REQUIREMENT:
Pick out each line below that contains the string "axis", and copy those lines in full.

PROVIDED ENTRIES:

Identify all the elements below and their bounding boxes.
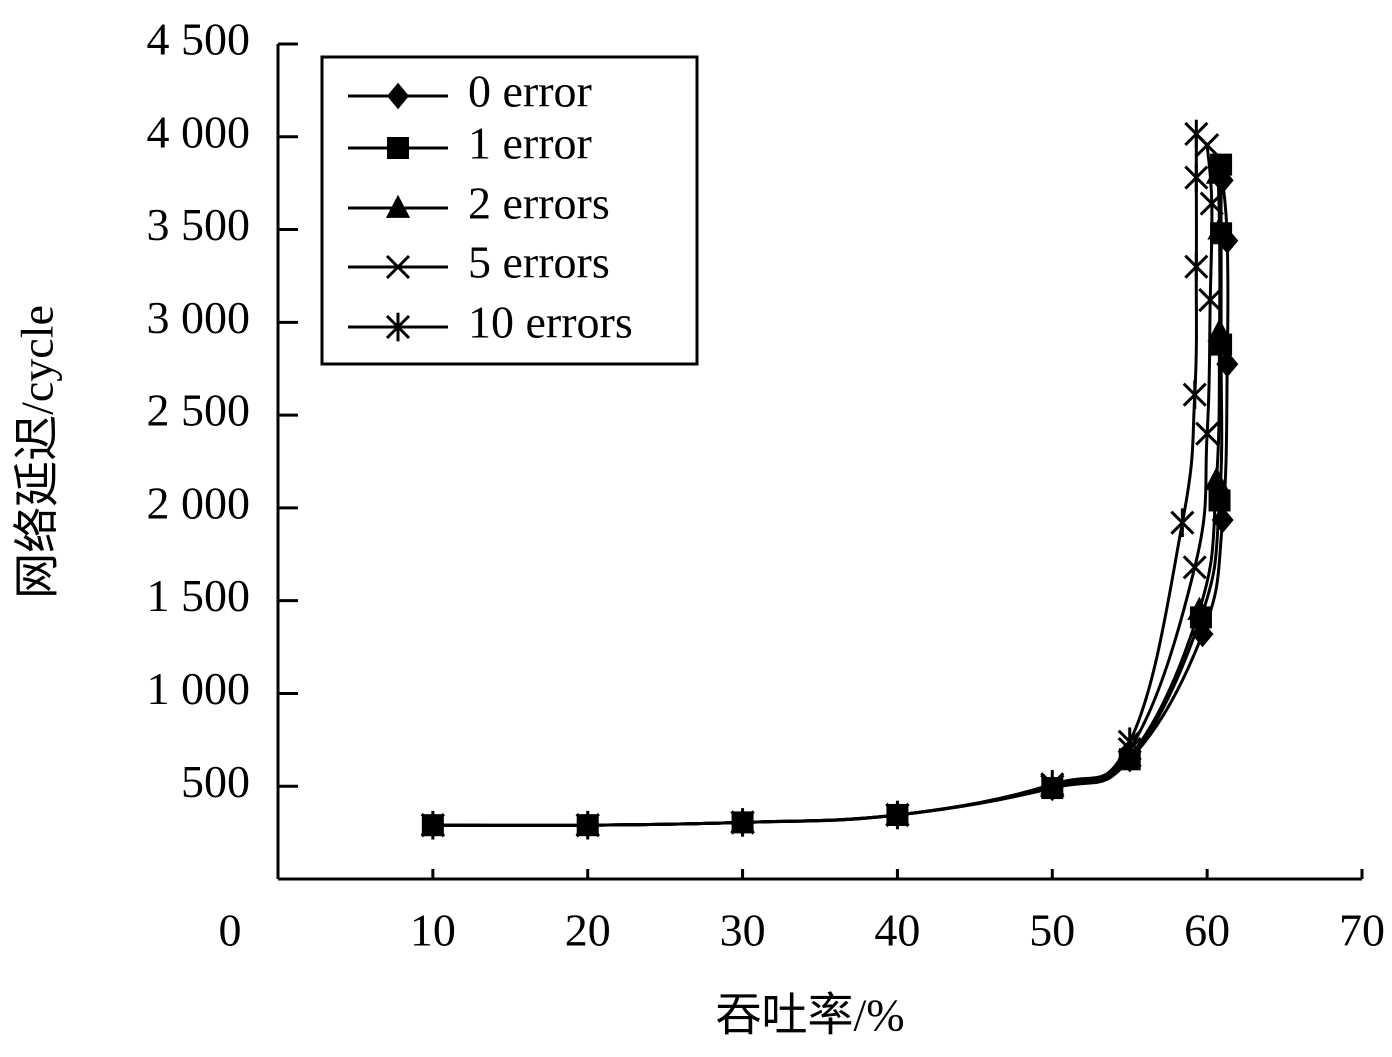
- marker: [1207, 318, 1232, 342]
- marker-shape: [1204, 466, 1229, 490]
- marker: [1211, 506, 1234, 534]
- marker: [1184, 252, 1209, 281]
- marker-shape: [387, 137, 409, 159]
- x-tick-label: 40: [874, 905, 920, 956]
- marker-shape: [1198, 288, 1223, 313]
- x-tick-label: 0: [219, 905, 242, 956]
- marker-shape: [1187, 596, 1212, 620]
- marker: [885, 800, 910, 830]
- legend-box: [320, 55, 699, 366]
- marker: [1184, 119, 1209, 149]
- y-tick-label: 2 500: [147, 385, 251, 436]
- y-axis-label: 网络延迟/cycle: [12, 305, 63, 599]
- x-tick-label: 30: [720, 905, 766, 956]
- marker: [1182, 555, 1207, 580]
- y-tick-label: 3 500: [147, 199, 251, 250]
- marker: [1040, 770, 1065, 799]
- marker-shape: [1211, 506, 1234, 534]
- marker: [730, 808, 755, 837]
- marker: [1195, 421, 1220, 446]
- marker: [1184, 163, 1209, 192]
- marker: [1187, 596, 1212, 620]
- y-tick-label: 3 000: [147, 292, 251, 343]
- y-tick-label: 4 000: [147, 106, 251, 157]
- marker: [1208, 489, 1231, 512]
- marker-shape: [1207, 318, 1232, 342]
- marker-shape: [1195, 421, 1220, 446]
- x-tick-label: 50: [1029, 905, 1075, 956]
- marker: [1207, 216, 1232, 240]
- x-axis-label: 吞吐率/%: [715, 990, 904, 1041]
- y-tick-label: 1 500: [147, 570, 251, 621]
- x-tick-label: 70: [1339, 905, 1385, 956]
- x-tick-label: 20: [565, 905, 611, 956]
- marker: [385, 312, 411, 342]
- y-tick-label: 2 000: [147, 477, 251, 528]
- y-tick-label: 4 500: [147, 14, 251, 65]
- marker-shape: [385, 194, 411, 218]
- marker-shape: [1208, 489, 1231, 512]
- marker: [1117, 727, 1142, 756]
- y-tick-label: 500: [181, 756, 250, 807]
- x-tick-label: 10: [410, 905, 456, 956]
- marker-shape: [385, 254, 411, 280]
- marker-shape: [1182, 555, 1207, 580]
- marker: [387, 82, 409, 110]
- marker: [1170, 508, 1195, 538]
- legend-label: 5 errors: [468, 237, 610, 288]
- marker: [1199, 191, 1224, 216]
- marker: [575, 810, 600, 840]
- marker: [1182, 380, 1207, 409]
- marker-shape: [387, 82, 409, 110]
- marker-shape: [1207, 216, 1232, 240]
- marker: [1204, 466, 1229, 490]
- legend-label: 10 errors: [468, 297, 633, 348]
- legend-label: 2 errors: [468, 178, 610, 229]
- marker-shape: [1199, 191, 1224, 216]
- marker: [387, 137, 409, 159]
- marker: [1198, 288, 1223, 313]
- marker: [385, 254, 411, 280]
- y-tick-label: 1 000: [147, 663, 251, 714]
- legend-label: 1 error: [468, 118, 592, 169]
- legend-label: 0 error: [468, 66, 592, 117]
- marker: [420, 810, 445, 840]
- marker: [385, 194, 411, 218]
- x-tick-label: 60: [1184, 905, 1230, 956]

ANSWER TO THE TASK:
- y-axis-label: 网络延迟/cycle: [12, 305, 63, 599]
- x-axis-label: 吞吐率/%: [715, 990, 904, 1041]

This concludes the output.